**Aim of the exercise:** Below are some entries. Output each one exactly as it appears.

**Records:**
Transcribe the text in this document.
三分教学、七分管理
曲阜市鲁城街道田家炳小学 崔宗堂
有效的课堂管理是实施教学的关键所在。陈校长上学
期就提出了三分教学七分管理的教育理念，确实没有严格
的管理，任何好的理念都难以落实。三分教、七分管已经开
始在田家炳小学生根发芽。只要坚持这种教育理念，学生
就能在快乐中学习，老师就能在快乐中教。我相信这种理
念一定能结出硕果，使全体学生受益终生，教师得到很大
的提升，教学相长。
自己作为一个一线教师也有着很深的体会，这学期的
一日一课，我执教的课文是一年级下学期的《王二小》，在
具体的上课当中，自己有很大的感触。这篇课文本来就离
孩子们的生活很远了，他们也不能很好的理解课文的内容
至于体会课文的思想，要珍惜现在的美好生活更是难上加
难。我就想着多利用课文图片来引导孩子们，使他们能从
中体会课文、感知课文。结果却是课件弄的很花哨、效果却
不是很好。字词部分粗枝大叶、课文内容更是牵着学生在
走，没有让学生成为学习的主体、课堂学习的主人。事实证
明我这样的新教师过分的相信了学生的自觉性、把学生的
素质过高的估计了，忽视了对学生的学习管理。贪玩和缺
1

**Solution below:**
Transcribe the text in this document.
三分教学、七分管理
曲阜市鲁城街道田家炳小学 崔宗堂
有效的课堂管理是实施教学的关键所在。陈校长上学
期就提出了三分教学七分管理的教育理念，确实没有严格
的管理，任何好的理念都难以落实。三分教、七分管已经开
始在田家炳小学生根发芽。只要坚持这种教育理念，学生
就能在快乐中学习，老师就能在快乐中教。我相信这种理
念一定能结出硕果，使全体学生受益终生，教师得到很大
的提升，教学相长。
自己作为一个一线教师也有着很深的体会，这学期的
一日一课，我执教的课文是一年级下学期的《王二小》，在
具体的上课当中，自己有很大的感触。这篇课文本来就离
孩子们的生活很远了，他们也不能很好的理解课文的内容
至于体会课文的思想，要珍惜现在的美好生活更是难上加
难。我就想着多利用课文图片来引导孩子们，使他们能从
中体会课文、感知课文。结果却是课件弄的很花哨、效果却
不是很好。字词部分粗枝大叶、课文内容更是牵着学生在
走，没有让学生成为学习的主体、课堂学习的主人。事实证
明我这样的新教师过分的相信了学生的自觉性、把学生的
素质过高的估计了，忽视了对学生的学习管理。贪玩和缺
1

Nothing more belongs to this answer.